__What you will do__
Below are some records; give them all again exactly, but not the pictures.
====== Data provided ======
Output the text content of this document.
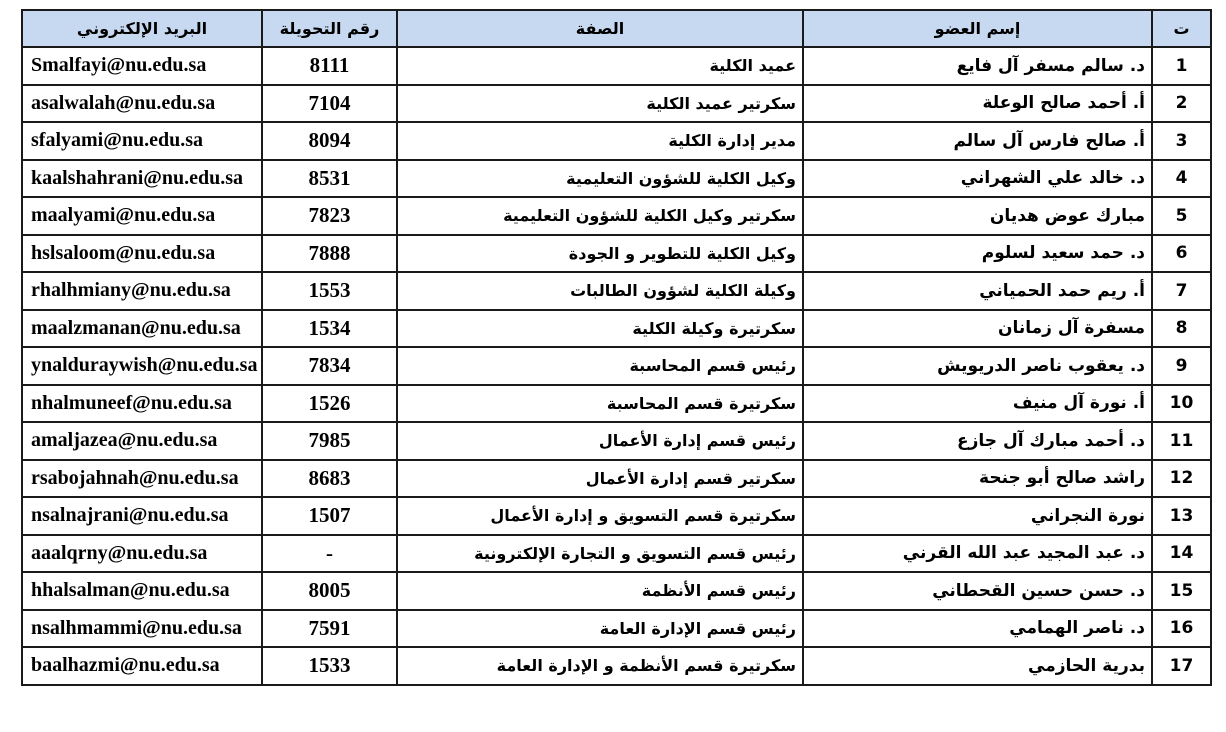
ت	إسم العضو	الصفة	رقم التحويلة	البريد الإلكتروني
1	د. سالم مسفر آل فايع	عميد الكلية	8111	Smalfayi@nu.edu.sa
2	أ. أحمد صالح الوعلة	سكرتير عميد الكلية	7104	asalwalah@nu.edu.sa
3	أ. صالح فارس آل سالم	مدير إدارة الكلية	8094	sfalyami@nu.edu.sa
4	د. خالد علي الشهراني	وكيل الكلية للشؤون التعليمية	8531	kaalshahrani@nu.edu.sa
5	مبارك عوض هديان	سكرتير وكيل الكلية للشؤون التعليمية	7823	maalyami@nu.edu.sa
6	د. حمد سعيد لسلوم	وكيل الكلية للتطوير و الجودة	7888	hslsaloom@nu.edu.sa
7	أ. ريم حمد الحمياني	وكيلة الكلية لشؤون الطالبات	1553	rhalhmiany@nu.edu.sa
8	مسفرة آل زمانان	سكرتيرة وكيلة الكلية	1534	maalzmanan@nu.edu.sa
9	د. يعقوب ناصر الدريويش	رئيس قسم المحاسبة	7834	ynaldurаywish@nu.edu.sa
10	أ. نورة آل منيف	سكرتيرة قسم المحاسبة	1526	nhalmuneef@nu.edu.sa
11	د. أحمد مبارك آل جازع	رئيس قسم إدارة الأعمال	7985	amaljazea@nu.edu.sa
12	راشد صالح أبو جنحة	سكرتير قسم إدارة الأعمال	8683	rsabojahnah@nu.edu.sa
13	نورة النجراني	سكرتيرة قسم التسويق و إدارة الأعمال	1507	nsalnajrani@nu.edu.sa
14	د. عبد المجيد عبد الله القرني	رئيس قسم التسويق و التجارة الإلكترونية	-	aaalqrny@nu.edu.sa
15	د. حسن حسين القحطاني	رئيس قسم الأنظمة	8005	hhalsalman@nu.edu.sa
16	د. ناصر الهمامي	رئيس قسم الإدارة العامة	7591	nsalhmammi@nu.edu.sa
17	بدرية الحازمي	سكرتيرة قسم الأنظمة و الإدارة العامة	1533	baalhazmi@nu.edu.sa
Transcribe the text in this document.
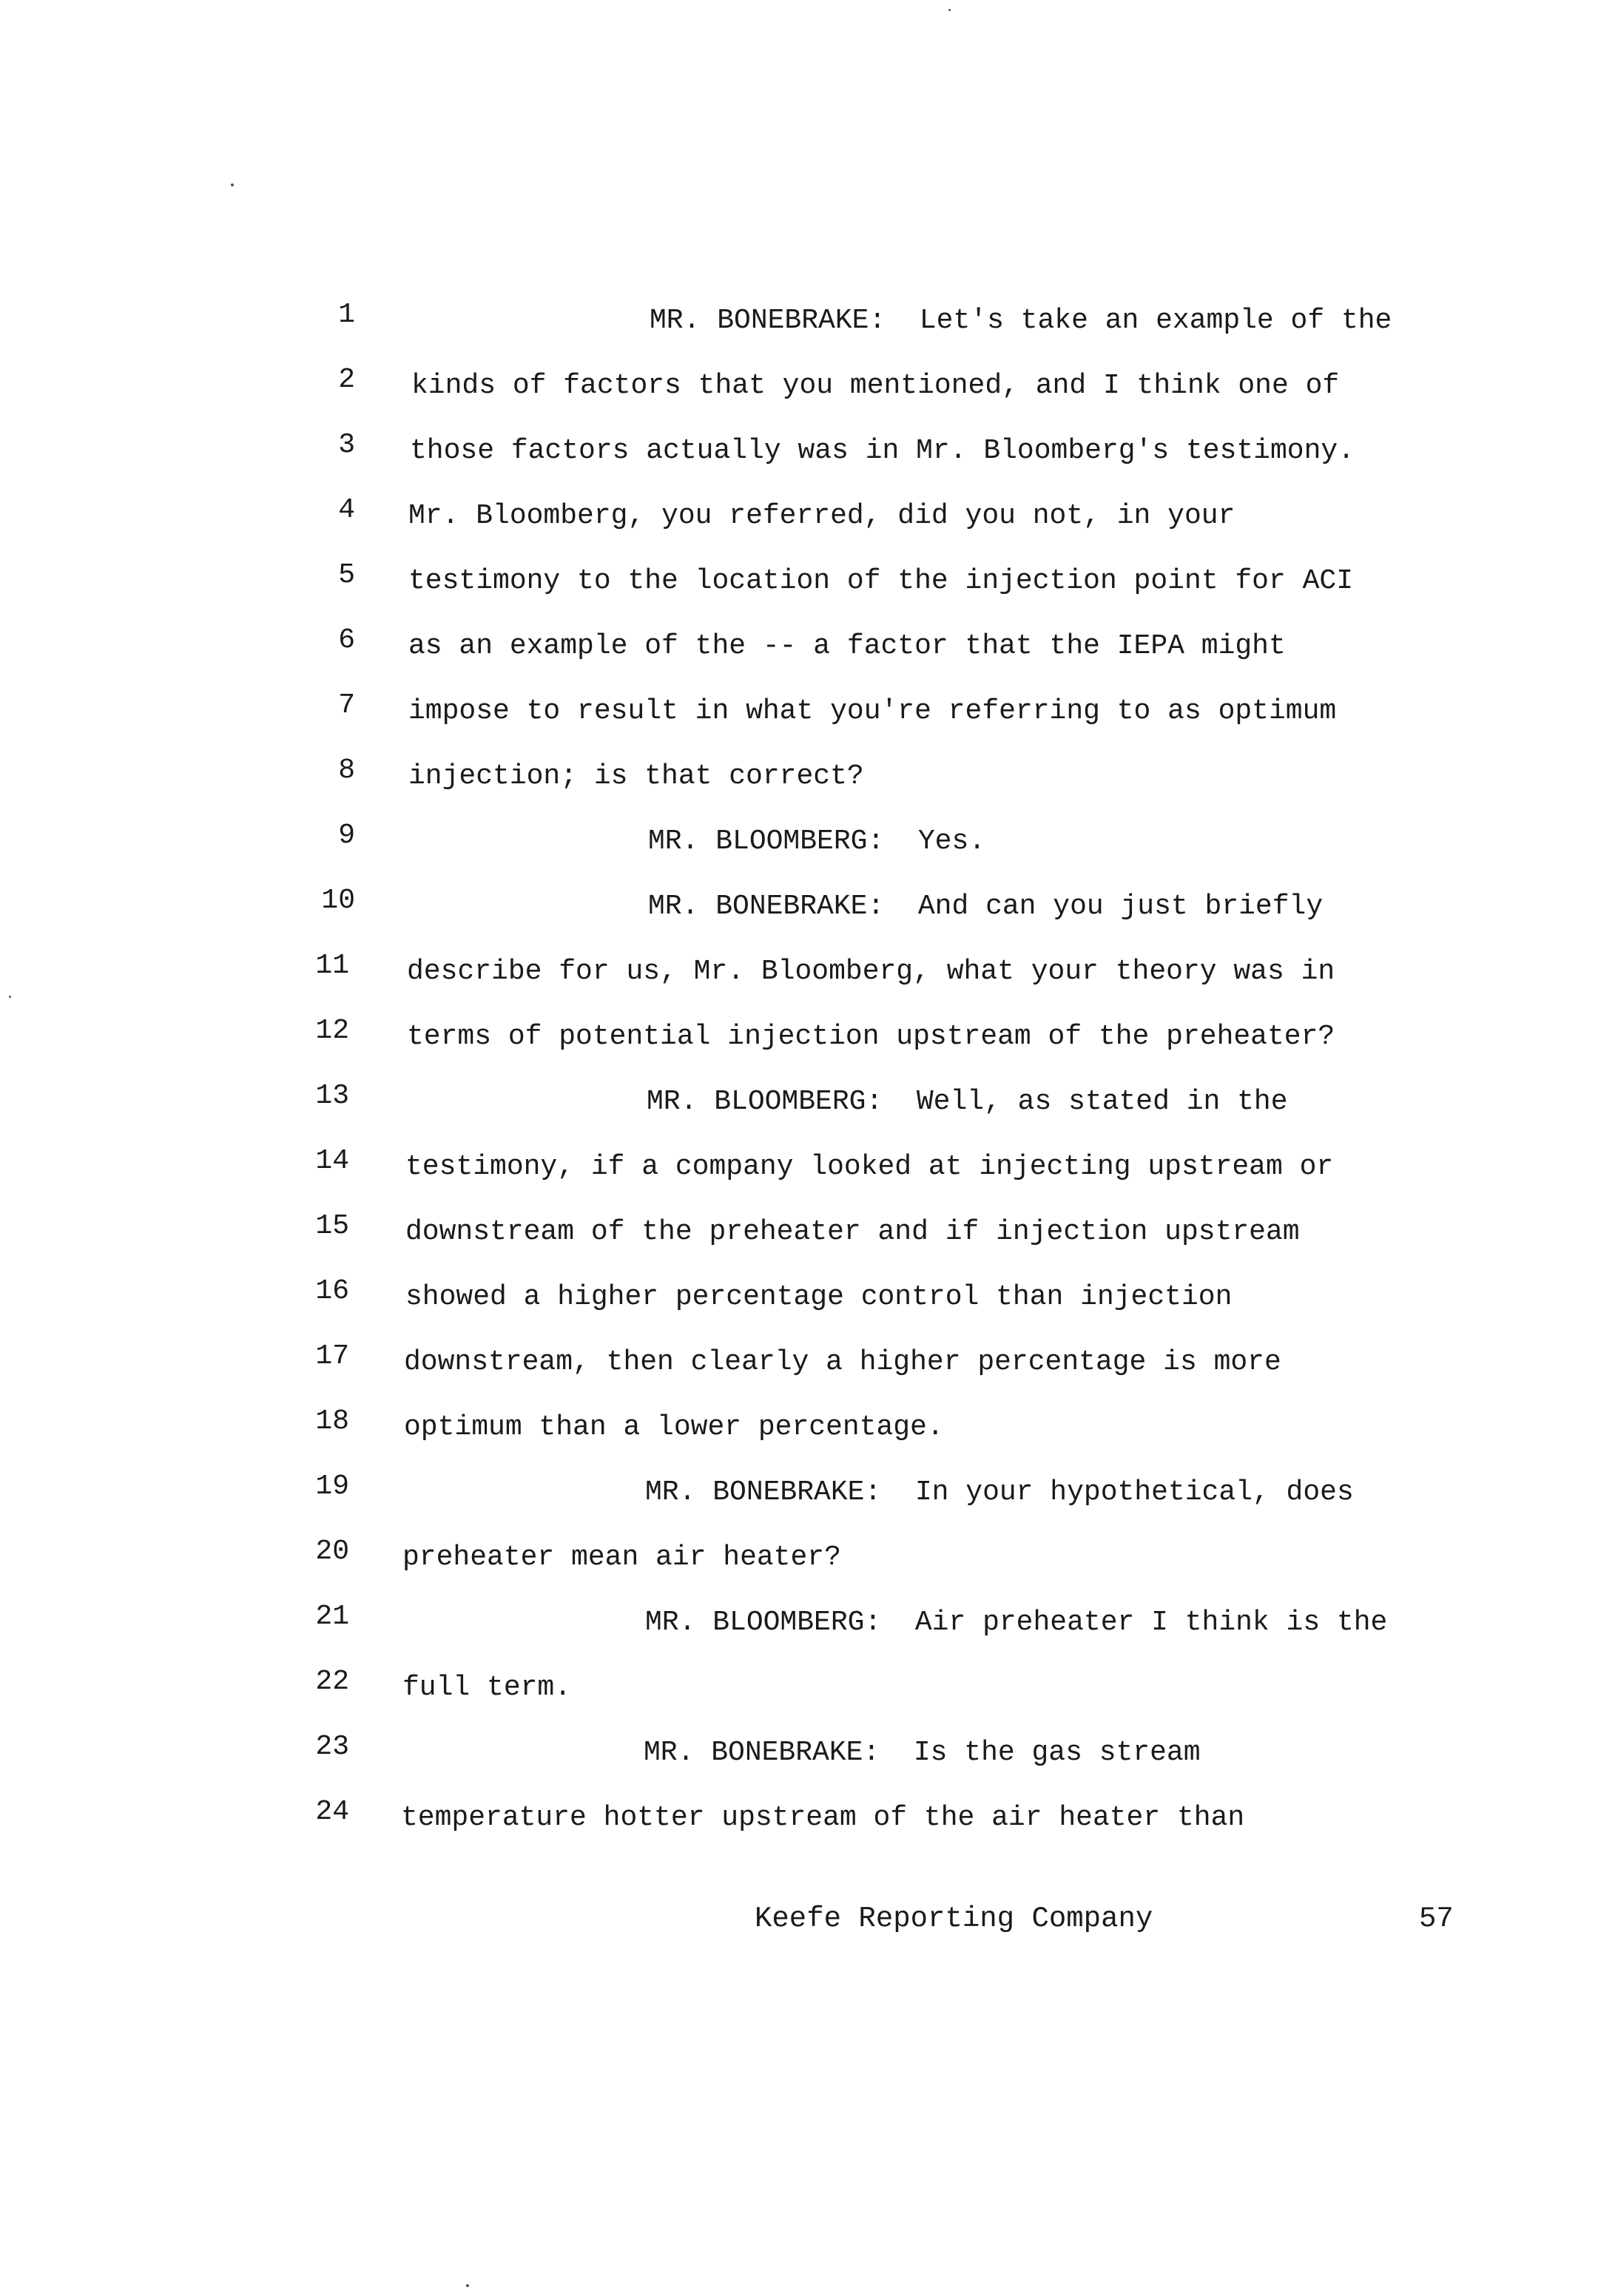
1
2
3
4
5
6
7
8
9
10
11
12
13
14
15
16
17
18
19
20
21
22
23
24
MR. BONEBRAKE:  Let's take an example of the
kinds of factors that you mentioned, and I think one of
those factors actually was in Mr. Bloomberg's testimony.
Mr. Bloomberg, you referred, did you not, in your
testimony to the location of the injection point for ACI
as an example of the -- a factor that the IEPA might
impose to result in what you're referring to as optimum
injection; is that correct?
MR. BLOOMBERG:  Yes.
MR. BONEBRAKE:  And can you just briefly
describe for us, Mr. Bloomberg, what your theory was in
terms of potential injection upstream of the preheater?
MR. BLOOMBERG:  Well, as stated in the
testimony, if a company looked at injecting upstream or
downstream of the preheater and if injection upstream
showed a higher percentage control than injection
downstream, then clearly a higher percentage is more
optimum than a lower percentage.
MR. BONEBRAKE:  In your hypothetical, does
preheater mean air heater?
MR. BLOOMBERG:  Air preheater I think is the
full term.
MR. BONEBRAKE:  Is the gas stream
temperature hotter upstream of the air heater than
Keefe Reporting Company	57
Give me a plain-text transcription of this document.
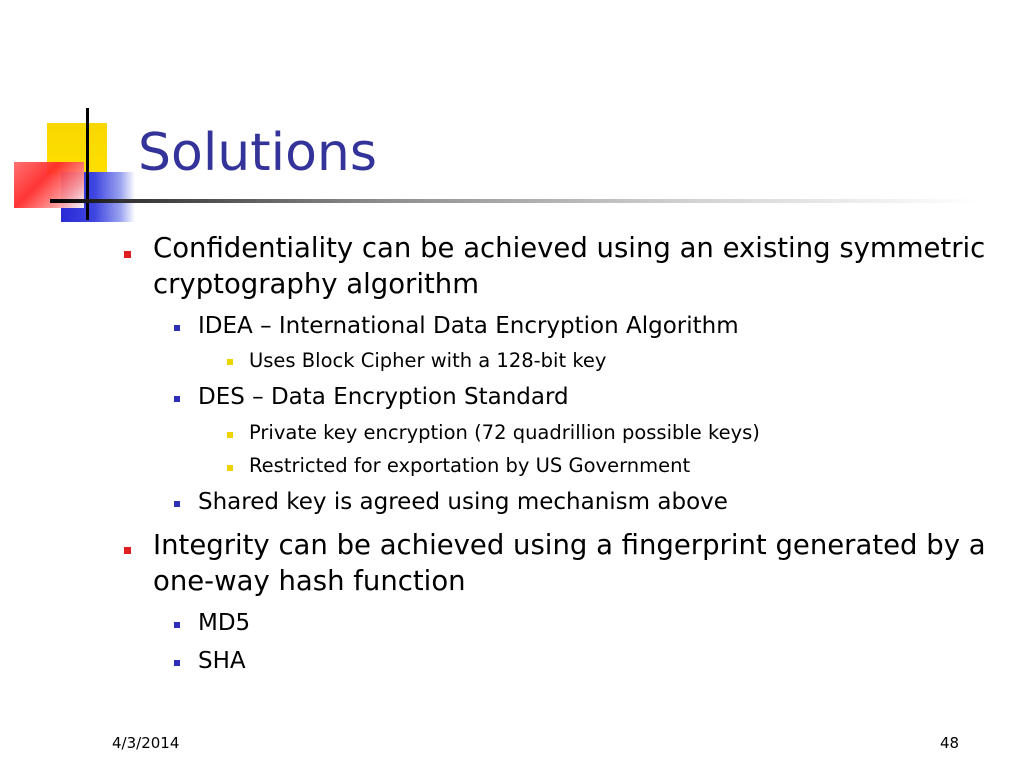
Solutions
Confidentiality can be achieved using an existing symmetric cryptography algorithm
IDEA – International Data Encryption Algorithm
Uses Block Cipher with a 128-bit key
DES – Data Encryption Standard
Private key encryption (72 quadrillion possible keys)
Restricted for exportation by US Government
Shared key is agreed using mechanism above
Integrity can be achieved using a fingerprint generated by a one-way hash function
MD5
SHA
4/3/2014	48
======
__Answer to the problem__
Output the text content of this document.
ت	إسم العضو	الصفة	رقم التحويلة	البريد الإلكتروني
1	د. سالم مسفر آل فايع	عميد الكلية	8111	Smalfayi@nu.edu.sa
2	أ. أحمد صالح الوعلة	سكرتير عميد الكلية	7104	asalwalah@nu.edu.sa
3	أ. صالح فارس آل سالم	مدير إدارة الكلية	8094	sfalyami@nu.edu.sa
4	د. خالد علي الشهراني	وكيل الكلية للشؤون التعليمية	8531	kaalshahrani@nu.edu.sa
5	مبارك عوض هديان	سكرتير وكيل الكلية للشؤون التعليمية	7823	maalyami@nu.edu.sa
6	د. حمد سعيد لسلوم	وكيل الكلية للتطوير و الجودة	7888	hslsaloom@nu.edu.sa
7	أ. ريم حمد الحمياني	وكيلة الكلية لشؤون الطالبات	1553	rhalhmiany@nu.edu.sa
8	مسفرة آل زمانان	سكرتيرة وكيلة الكلية	1534	maalzmanan@nu.edu.sa
9	د. يعقوب ناصر الدريويش	رئيس قسم المحاسبة	7834	ynaldurаywish@nu.edu.sa
10	أ. نورة آل منيف	سكرتيرة قسم المحاسبة	1526	nhalmuneef@nu.edu.sa
11	د. أحمد مبارك آل جازع	رئيس قسم إدارة الأعمال	7985	amaljazea@nu.edu.sa
12	راشد صالح أبو جنحة	سكرتير قسم إدارة الأعمال	8683	rsabojahnah@nu.edu.sa
13	نورة النجراني	سكرتيرة قسم التسويق و إدارة الأعمال	1507	nsalnajrani@nu.edu.sa
14	د. عبد المجيد عبد الله القرني	رئيس قسم التسويق و التجارة الإلكترونية	-	aaalqrny@nu.edu.sa
15	د. حسن حسين القحطاني	رئيس قسم الأنظمة	8005	hhalsalman@nu.edu.sa
16	د. ناصر الهمامي	رئيس قسم الإدارة العامة	7591	nsalhmammi@nu.edu.sa
17	بدرية الحازمي	سكرتيرة قسم الأنظمة و الإدارة العامة	1533	baalhazmi@nu.edu.sa
Transcribe the text in this document.
1
2
3
4
5
6
7
8
9
10
11
12
13
14
15
16
17
18
19
20
21
22
23
24
MR. BONEBRAKE:  Let's take an example of the
kinds of factors that you mentioned, and I think one of
those factors actually was in Mr. Bloomberg's testimony.
Mr. Bloomberg, you referred, did you not, in your
testimony to the location of the injection point for ACI
as an example of the -- a factor that the IEPA might
impose to result in what you're referring to as optimum
injection; is that correct?
MR. BLOOMBERG:  Yes.
MR. BONEBRAKE:  And can you just briefly
describe for us, Mr. Bloomberg, what your theory was in
terms of potential injection upstream of the preheater?
MR. BLOOMBERG:  Well, as stated in the
testimony, if a company looked at injecting upstream or
downstream of the preheater and if injection upstream
showed a higher percentage control than injection
downstream, then clearly a higher percentage is more
optimum than a lower percentage.
MR. BONEBRAKE:  In your hypothetical, does
preheater mean air heater?
MR. BLOOMBERG:  Air preheater I think is the
full term.
MR. BONEBRAKE:  Is the gas stream
temperature hotter upstream of the air heater than
Keefe Reporting Company	57
Give me a plain-text transcription of this document.
Solutions
Confidentiality can be achieved using an existing symmetric cryptography algorithm
IDEA – International Data Encryption Algorithm
Uses Block Cipher with a 128-bit key
DES – Data Encryption Standard
Private key encryption (72 quadrillion possible keys)
Restricted for exportation by US Government
Shared key is agreed using mechanism above
Integrity can be achieved using a fingerprint generated by a one-way hash function
MD5
SHA
4/3/2014	48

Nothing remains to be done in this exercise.